- **What this task involves**
Identify each line below containing the string "мощности" and copy it.

- - -

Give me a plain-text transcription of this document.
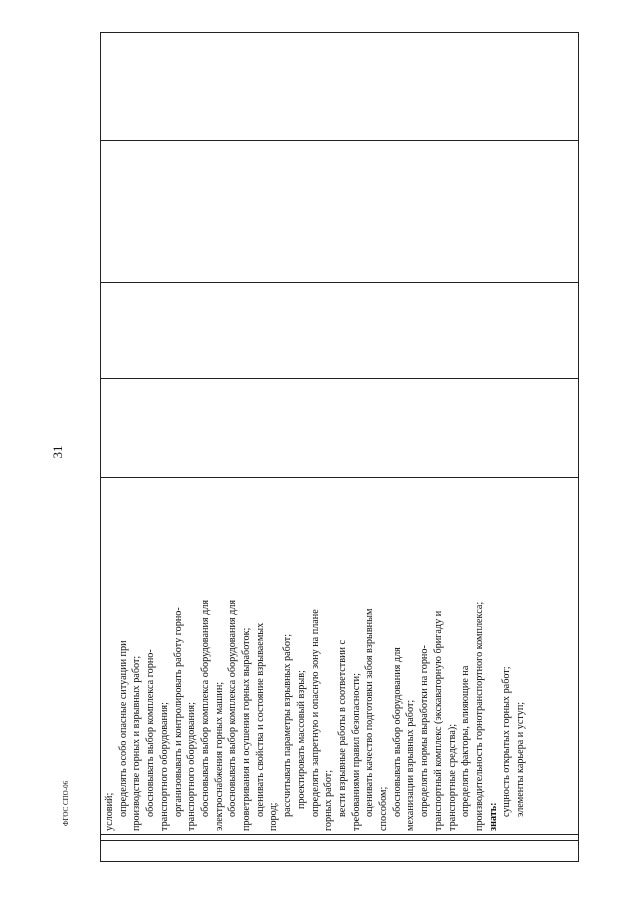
31

условий; определять особо опасные ситуации при производстве горных и взрывных работ; обосновывать выбор комплекса горно- транспортного оборудования; организовывать и контролировать работу горно- транспортного оборудования; обосновывать выбор комплекса оборудования для электроснабжения горных машин; обосновывать выбор комплекса оборудования для проветривания и осушения горных выработок; оценивать свойства и состояние взрываемых пород; рассчитывать параметры взрывных работ; проектировать массовый взрыв; определять запретную и опасную зону на плане горных работ; вести взрывные работы в соответствии с требованиями правил безопасности; оценивать качество подготовки забоя взрывным способом; обосновывать выбор оборудования для механизации взрывных работ; определять нормы выработки на горно- транспортный комплекс (экскаваторную бригаду и транспортные средства); определять факторы, влияющие на производительность горнотранспортного комплекса; знать: сущность открытых горных работ; элементы карьера и уступ;

ФГОС СПО-06
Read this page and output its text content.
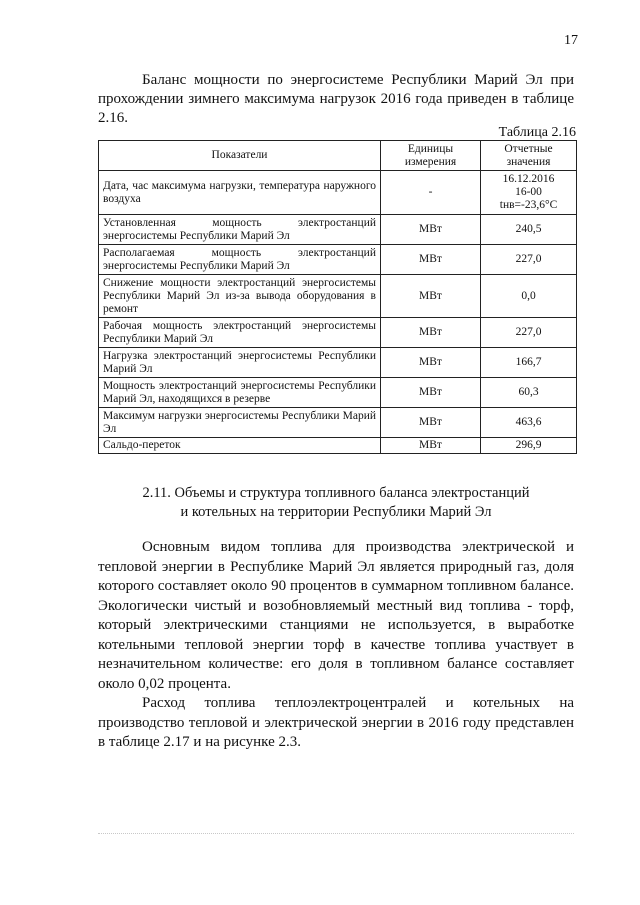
17
Баланс мощности по энергосистеме Республики Марий Эл при прохождении зимнего максимума нагрузок 2016 года приведен в таблице 2.16.
Таблица 2.16
Показатели	Единицы измерения	Отчетные значения
Дата, час максимума нагрузки, температура наружного воздуха	-	16.12.2016
16-00
tнв=-23,6°С

Установленная мощность электростанций энергосистемы Республики Марий Эл	МВт	240,5
Располагаемая мощность электростанций энергосистемы Республики Марий Эл	МВт	227,0
Снижение мощности электростанций энергосистемы Республики Марий Эл из-за вывода оборудования в ремонт	МВт	0,0
Рабочая мощность электростанций энергосистемы Республики Марий Эл	МВт	227,0
Нагрузка электростанций энергосистемы Республики Марий Эл	МВт	166,7
Мощность электростанций энергосистемы Республики Марий Эл, находящихся в резерве	МВт	60,3
Максимум нагрузки энергосистемы Республики Марий Эл	МВт	463,6
Сальдо-переток	МВт	296,9
2.11. Объемы и структура топливного баланса электростанций
и котельных на территории Республики Марий Эл

Основным видом топлива для производства электрической и тепловой энергии в Республике Марий Эл является природный газ, доля которого составляет около 90 процентов в суммарном топливном балансе. Экологически чистый и возобновляемый местный вид топлива - торф, который электрическими станциями не используется, в выработке котельными тепловой энергии торф в качестве топлива участвует в незначительном количестве: его доля в топливном балансе составляет около 0,02 процента.

Расход топлива теплоэлектроцентралей и котельных на производство тепловой и электрической энергии в 2016 году представлен в таблице 2.17 и на рисунке 2.3.
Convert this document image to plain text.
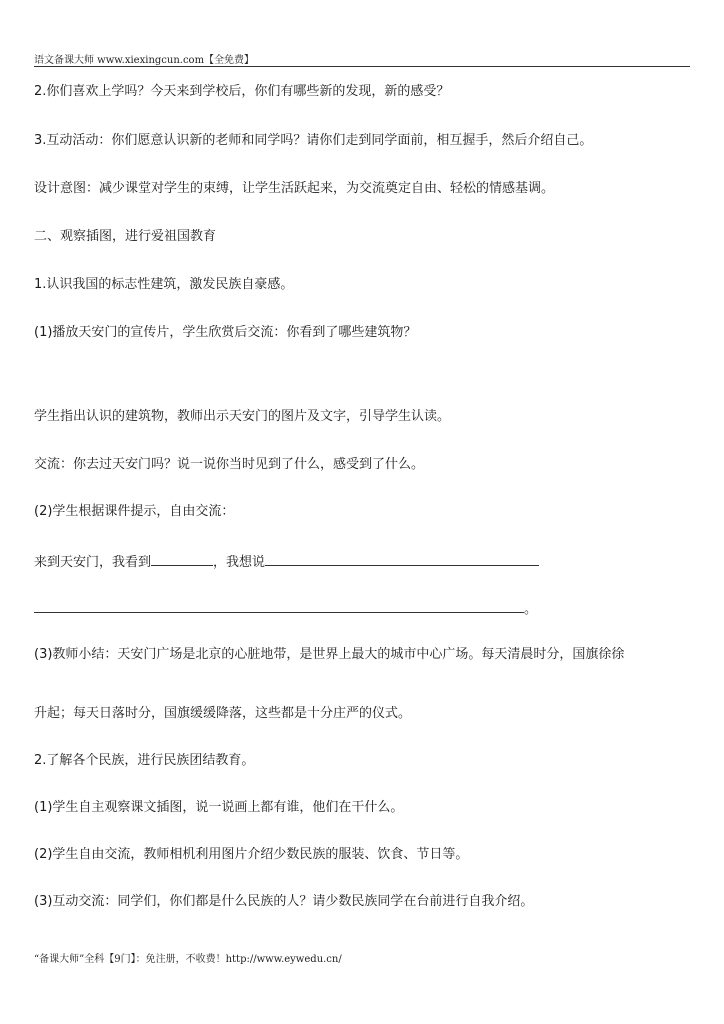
语文备课大师 www.xiexingcun.com【全免费】
2.你们喜欢上学吗？今天来到学校后，你们有哪些新的发现，新的感受？
3.互动活动：你们愿意认识新的老师和同学吗？请你们走到同学面前，相互握手，然后介绍自己。
设计意图：减少课堂对学生的束缚，让学生活跃起来，为交流奠定自由、轻松的情感基调。
二、观察插图，进行爱祖国教育
1.认识我国的标志性建筑，激发民族自豪感。
(1)播放天安门的宣传片，学生欣赏后交流：你看到了哪些建筑物？
学生指出认识的建筑物，教师出示天安门的图片及文字，引导学生认读。
交流：你去过天安门吗？说一说你当时见到了什么，感受到了什么。
(2)学生根据课件提示，自由交流：
来到天安门，我看到	，我想说
。
(3)教师小结：天安门广场是北京的心脏地带，是世界上最大的城市中心广场。每天清晨时分，国旗徐徐
升起；每天日落时分，国旗缓缓降落，这些都是十分庄严的仪式。
2.了解各个民族，进行民族团结教育。
(1)学生自主观察课文插图，说一说画上都有谁，他们在干什么。
(2)学生自由交流，教师相机利用图片介绍少数民族的服装、饮食、节日等。
(3)互动交流：同学们，你们都是什么民族的人？请少数民族同学在台前进行自我介绍。
“备课大师”全科【9门】：免注册，不收费！http://www.eywedu.cn/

- - -

- **Response to this task**
Баланс мощности по энергосистеме Республики Марий Эл при прохождении зимнего максимума нагрузок 2016 года приведен в таблице 2.16.
Снижение мощности электростанций энергосистемы Республики Марий Эл из-за вывода оборудования в ремонт	МВт	0,0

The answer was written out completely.